SHORT PROBLEM:
List the lines of this listing that hold the word "JSON".
── PROVIDED DATA ──
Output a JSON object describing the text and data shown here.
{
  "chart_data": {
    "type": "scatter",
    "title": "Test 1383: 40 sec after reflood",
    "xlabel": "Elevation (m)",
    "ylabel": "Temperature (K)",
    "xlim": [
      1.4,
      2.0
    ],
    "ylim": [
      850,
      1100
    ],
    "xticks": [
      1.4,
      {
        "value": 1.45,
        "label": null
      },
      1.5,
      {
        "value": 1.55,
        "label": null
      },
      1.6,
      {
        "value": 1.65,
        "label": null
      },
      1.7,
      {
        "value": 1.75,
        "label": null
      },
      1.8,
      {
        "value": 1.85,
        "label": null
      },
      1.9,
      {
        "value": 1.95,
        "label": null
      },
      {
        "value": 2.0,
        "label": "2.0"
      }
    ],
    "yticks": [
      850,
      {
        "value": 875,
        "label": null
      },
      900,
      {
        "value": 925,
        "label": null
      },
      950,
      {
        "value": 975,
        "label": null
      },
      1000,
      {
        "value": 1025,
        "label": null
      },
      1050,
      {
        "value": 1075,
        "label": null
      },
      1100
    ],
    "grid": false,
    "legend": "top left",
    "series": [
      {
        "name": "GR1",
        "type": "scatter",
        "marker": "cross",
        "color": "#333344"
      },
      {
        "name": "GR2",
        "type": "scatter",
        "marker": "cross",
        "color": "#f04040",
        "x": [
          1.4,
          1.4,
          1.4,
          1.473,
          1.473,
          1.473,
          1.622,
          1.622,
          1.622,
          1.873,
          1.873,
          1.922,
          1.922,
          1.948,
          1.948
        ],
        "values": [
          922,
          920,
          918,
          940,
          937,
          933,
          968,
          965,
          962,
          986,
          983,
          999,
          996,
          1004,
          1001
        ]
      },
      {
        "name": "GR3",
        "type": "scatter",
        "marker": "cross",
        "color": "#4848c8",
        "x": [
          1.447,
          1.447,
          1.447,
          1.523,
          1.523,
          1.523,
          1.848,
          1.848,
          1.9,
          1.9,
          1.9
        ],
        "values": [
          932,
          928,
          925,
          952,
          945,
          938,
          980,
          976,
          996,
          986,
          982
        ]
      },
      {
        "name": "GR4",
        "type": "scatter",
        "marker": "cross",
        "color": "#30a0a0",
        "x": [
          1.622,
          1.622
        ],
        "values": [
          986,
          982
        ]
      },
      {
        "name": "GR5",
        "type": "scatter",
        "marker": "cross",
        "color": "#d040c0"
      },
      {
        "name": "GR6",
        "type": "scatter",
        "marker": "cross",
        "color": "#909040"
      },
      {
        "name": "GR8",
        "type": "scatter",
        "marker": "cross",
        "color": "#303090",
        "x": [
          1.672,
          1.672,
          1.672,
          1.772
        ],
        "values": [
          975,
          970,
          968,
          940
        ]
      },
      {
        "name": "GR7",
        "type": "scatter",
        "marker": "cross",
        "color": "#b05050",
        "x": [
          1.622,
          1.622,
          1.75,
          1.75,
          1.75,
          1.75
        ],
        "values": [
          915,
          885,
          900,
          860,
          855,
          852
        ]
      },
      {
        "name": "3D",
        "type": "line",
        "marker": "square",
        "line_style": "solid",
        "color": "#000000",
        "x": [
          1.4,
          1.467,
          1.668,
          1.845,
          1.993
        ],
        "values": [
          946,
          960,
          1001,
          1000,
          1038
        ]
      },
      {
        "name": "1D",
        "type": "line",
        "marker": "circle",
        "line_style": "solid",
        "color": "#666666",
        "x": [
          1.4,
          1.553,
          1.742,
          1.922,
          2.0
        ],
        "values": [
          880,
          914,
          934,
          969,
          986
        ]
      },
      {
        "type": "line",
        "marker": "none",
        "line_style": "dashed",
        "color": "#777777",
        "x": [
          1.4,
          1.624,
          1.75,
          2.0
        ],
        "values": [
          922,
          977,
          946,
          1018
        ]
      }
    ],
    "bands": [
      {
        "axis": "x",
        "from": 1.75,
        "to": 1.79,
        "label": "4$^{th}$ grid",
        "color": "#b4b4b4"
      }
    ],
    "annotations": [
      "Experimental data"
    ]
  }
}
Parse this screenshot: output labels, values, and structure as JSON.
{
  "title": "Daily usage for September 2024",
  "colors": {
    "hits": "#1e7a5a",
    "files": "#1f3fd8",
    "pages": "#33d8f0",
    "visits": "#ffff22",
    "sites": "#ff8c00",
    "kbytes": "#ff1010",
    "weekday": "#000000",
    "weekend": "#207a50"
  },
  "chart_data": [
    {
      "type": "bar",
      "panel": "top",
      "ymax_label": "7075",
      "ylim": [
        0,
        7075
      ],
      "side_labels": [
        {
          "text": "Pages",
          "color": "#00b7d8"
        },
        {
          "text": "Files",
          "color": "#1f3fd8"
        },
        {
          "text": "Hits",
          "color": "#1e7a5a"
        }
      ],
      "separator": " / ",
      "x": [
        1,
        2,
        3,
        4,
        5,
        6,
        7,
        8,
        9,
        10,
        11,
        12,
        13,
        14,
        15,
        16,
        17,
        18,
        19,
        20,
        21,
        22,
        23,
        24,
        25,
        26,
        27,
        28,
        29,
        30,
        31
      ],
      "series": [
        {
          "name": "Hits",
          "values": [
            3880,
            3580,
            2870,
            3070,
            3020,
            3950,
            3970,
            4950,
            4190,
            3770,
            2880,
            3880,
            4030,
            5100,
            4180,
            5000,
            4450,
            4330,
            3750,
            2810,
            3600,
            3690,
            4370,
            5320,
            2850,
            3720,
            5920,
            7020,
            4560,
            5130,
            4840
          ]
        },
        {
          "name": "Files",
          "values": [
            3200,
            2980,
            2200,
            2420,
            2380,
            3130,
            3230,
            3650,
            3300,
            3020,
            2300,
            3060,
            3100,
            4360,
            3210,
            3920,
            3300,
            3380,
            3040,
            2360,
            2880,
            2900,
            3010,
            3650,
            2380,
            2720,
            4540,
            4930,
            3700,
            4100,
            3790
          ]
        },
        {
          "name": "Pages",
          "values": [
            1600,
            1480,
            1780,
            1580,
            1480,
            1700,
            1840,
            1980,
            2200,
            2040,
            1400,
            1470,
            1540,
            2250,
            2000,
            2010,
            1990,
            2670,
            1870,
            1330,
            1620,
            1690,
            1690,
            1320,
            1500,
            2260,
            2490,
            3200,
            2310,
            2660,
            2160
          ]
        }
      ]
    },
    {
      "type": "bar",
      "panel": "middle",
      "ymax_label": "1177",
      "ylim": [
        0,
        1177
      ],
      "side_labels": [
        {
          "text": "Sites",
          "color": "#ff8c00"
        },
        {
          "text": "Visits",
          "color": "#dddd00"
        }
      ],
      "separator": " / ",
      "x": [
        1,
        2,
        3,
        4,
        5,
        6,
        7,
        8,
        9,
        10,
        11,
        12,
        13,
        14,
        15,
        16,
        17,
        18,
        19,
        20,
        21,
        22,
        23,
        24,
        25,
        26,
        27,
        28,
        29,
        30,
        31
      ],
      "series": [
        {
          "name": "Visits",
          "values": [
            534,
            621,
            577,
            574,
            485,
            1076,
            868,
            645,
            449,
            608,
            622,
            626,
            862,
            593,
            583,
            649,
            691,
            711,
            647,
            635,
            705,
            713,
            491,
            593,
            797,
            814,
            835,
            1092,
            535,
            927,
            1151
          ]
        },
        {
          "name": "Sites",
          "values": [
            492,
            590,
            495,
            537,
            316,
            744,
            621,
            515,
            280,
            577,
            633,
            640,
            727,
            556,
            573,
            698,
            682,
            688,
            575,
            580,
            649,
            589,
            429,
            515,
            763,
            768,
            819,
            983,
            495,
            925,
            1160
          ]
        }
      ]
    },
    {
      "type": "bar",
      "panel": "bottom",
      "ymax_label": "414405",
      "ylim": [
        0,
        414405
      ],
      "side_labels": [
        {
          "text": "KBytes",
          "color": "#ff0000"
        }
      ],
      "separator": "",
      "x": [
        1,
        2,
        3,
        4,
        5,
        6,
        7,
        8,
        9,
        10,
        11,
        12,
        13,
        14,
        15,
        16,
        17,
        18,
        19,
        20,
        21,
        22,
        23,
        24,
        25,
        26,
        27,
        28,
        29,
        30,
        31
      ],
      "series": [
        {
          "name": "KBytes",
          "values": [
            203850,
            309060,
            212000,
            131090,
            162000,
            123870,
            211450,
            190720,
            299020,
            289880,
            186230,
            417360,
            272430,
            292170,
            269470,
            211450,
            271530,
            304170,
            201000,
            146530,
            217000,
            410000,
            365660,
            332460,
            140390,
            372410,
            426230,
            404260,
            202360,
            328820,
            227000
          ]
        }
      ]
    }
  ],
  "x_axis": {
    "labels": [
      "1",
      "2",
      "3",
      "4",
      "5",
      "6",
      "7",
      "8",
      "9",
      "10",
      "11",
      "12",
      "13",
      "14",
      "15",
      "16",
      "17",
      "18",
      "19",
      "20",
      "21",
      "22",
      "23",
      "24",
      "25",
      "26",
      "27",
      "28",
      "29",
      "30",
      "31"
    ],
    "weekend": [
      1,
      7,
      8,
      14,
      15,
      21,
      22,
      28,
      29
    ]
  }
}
───
EXERCISE RESPONSE:
Output a JSON object describing the text and data shown here.
Parse this screenshot: output labels, values, and structure as JSON.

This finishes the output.